» PAGE TEXT
# # # #

ROTARY POWER (Watts = in-oz * RPM / 1351)------------------------
Start with the same HP definition but imagine you have a 1/16" radius pulley on a motor. On this pulley you have wound a string attached to a 1lb weight that you will be lifting. 1 oz-in of torque will do the job (1 oz-in with a 1/16" radius will exert a 1lb force on the string).
The pulley circumference is 2 * pi * radius or 0.3927". If you turn the shaft at 1RPM, you will be lifting the 1lb weight at a speed of 0.3927 IPM. We have a linear force and a velocity now.
Since we already calculated 1 Watt = 1lb * 530.831 IPM, all we have to do is divide 530.831 IPM by 0.3927 IPM to get 1351.747 as the answer.
1 Watt = 1 in-oz * 1 RPM / 1351.747 which means I should have rounded the denominator off as 1352 instead of 1351. Doesn't really matter since the result is off by only 0.06%.
This took 5 minutes to write which is about as long as it took to generate the equations in the first place using just two memorized definitions for power: 1HP = 746 Watts and 1 HP = 550 ft-lbs / sec.
I'm glad I paid attention in Mr. Long's physics class my senior year at Northwestern High School 45 years ago; you never know when you might need stuff later on in life. They certainly didn't teach this stuff to EE's in graduate school at Ohio State or UCLA.
Mariss
excellent explanation, that clears up a lot of questions i had. examples like this just can't be beaten. thanks!
i'm a wiser man now!!!
In fact all motors are AC motors.
Hi all, new to this fine forum, but 6+ years designing AC Synchronous motors, aka BLDC aka PMSM aka PMAC aka SynRM aka SwithedRM yadda yadda.
A stepper motor specifically has crenellation like features in the rotor and stator (rotor = spinny bit, stator = not spinny bit). These "teeth" take something that's a very low pole count, ie 4 magnets or "2 pole" and make it so each cycle of an AC or binary (DC switched) signal is only a portion of a pole of motion.
It's not like a gearbox, torque is limited by other design considerations and you can only make so much torque regardless of motor topology based on how much magnetic material there is and the sizes and other details. A stepper is more like you have two handles that independently drive the same wheel or shaft, but they are ratcheting and only go one click at a time, but each one doesn't go far enough to ratchet again until the other goes. So you are pulling or pushing left-right-left-right to march that wheel around the circle. If you didn't have the goshdarned ratchets, you could just yank that wheel around. Who designed this ratcheting nightmare?!?

# # # #

» STORED RECORDS

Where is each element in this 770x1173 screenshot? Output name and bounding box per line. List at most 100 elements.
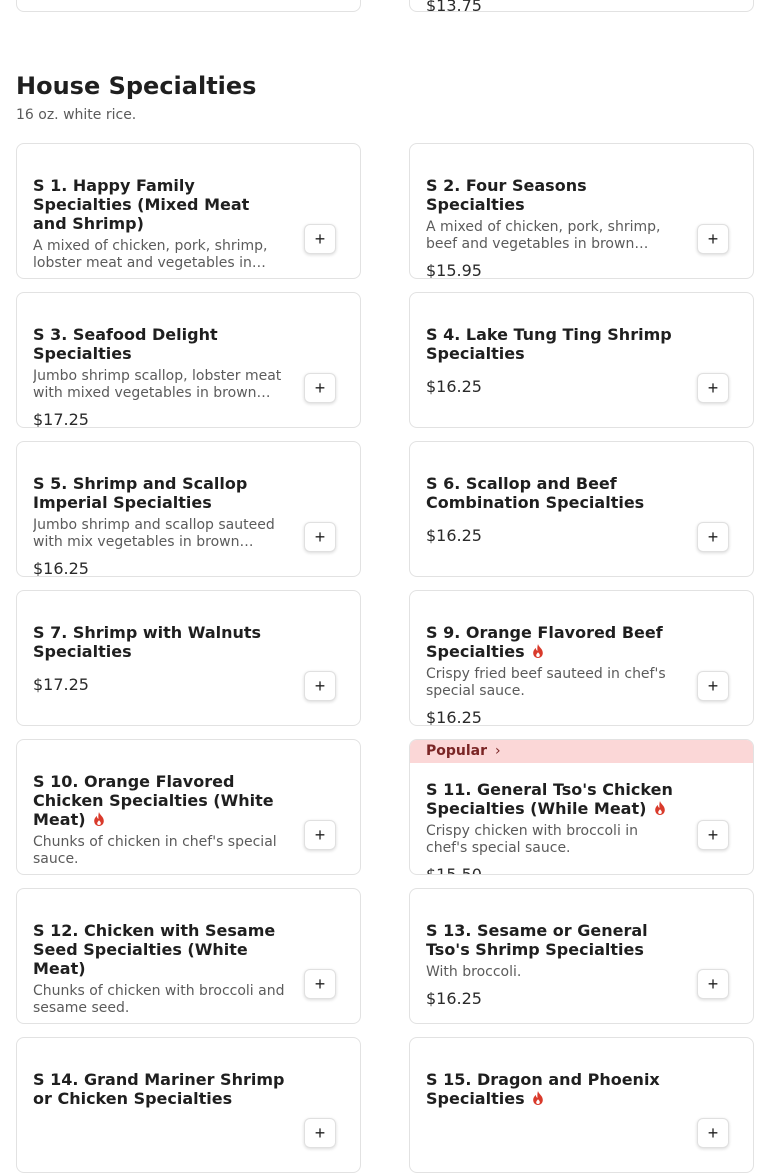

# # # #

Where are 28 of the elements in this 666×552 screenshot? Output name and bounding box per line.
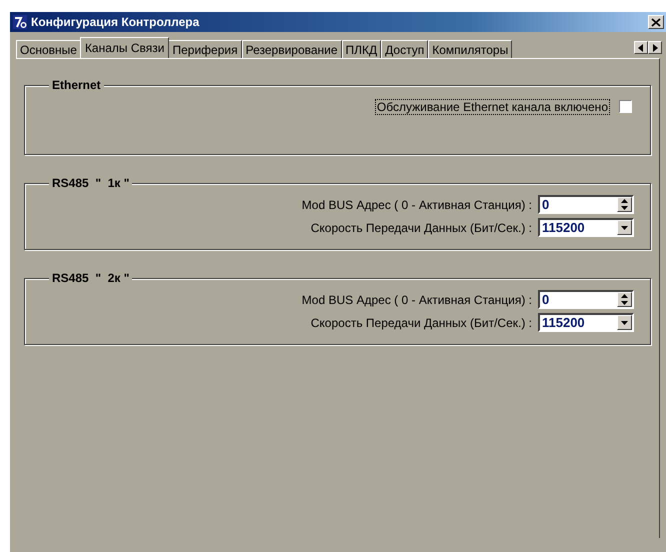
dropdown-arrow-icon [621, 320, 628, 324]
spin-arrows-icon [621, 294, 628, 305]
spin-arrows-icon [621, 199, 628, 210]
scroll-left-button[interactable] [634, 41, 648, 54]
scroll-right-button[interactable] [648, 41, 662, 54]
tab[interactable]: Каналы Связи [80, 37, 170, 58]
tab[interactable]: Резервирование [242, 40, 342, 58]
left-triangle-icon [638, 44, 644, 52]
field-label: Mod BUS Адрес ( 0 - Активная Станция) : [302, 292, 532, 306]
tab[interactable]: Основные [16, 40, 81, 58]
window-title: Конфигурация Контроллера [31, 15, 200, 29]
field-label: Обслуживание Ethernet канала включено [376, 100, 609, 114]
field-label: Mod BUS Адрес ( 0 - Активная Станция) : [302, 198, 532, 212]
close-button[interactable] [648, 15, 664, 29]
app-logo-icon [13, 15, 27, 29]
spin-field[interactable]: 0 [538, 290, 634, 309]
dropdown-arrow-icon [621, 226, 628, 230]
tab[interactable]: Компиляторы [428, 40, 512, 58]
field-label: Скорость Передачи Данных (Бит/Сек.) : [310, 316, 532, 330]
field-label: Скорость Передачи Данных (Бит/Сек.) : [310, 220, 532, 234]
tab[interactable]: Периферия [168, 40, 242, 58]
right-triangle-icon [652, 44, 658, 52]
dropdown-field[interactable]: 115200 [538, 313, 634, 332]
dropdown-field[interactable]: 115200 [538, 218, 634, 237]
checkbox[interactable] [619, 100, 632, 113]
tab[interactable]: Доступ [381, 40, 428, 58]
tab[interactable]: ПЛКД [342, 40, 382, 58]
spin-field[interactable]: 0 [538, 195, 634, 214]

# # # #

» WHAT YOU NEED TO DO
1. The motor power thread names AC synchronous motors and then lists several abbreviations as other names for them. List every one of those abbreviations.
2. Repeat the section of the motor power thread that begins with the words containing "i'm a wiser" and ends with "SwithedRM yadda yadda.".

» ANSWERS PER TASK
1. BLDC, PMSM, PMAC, SynRM, SwithedRM

2.
i'm a wiser man now!!!
In fact all motors are AC motors.
Hi all, new to this fine forum, but 6+ years designing AC Synchronous motors, aka BLDC aka PMSM aka PMAC aka SynRM aka SwithedRM yadda yadda.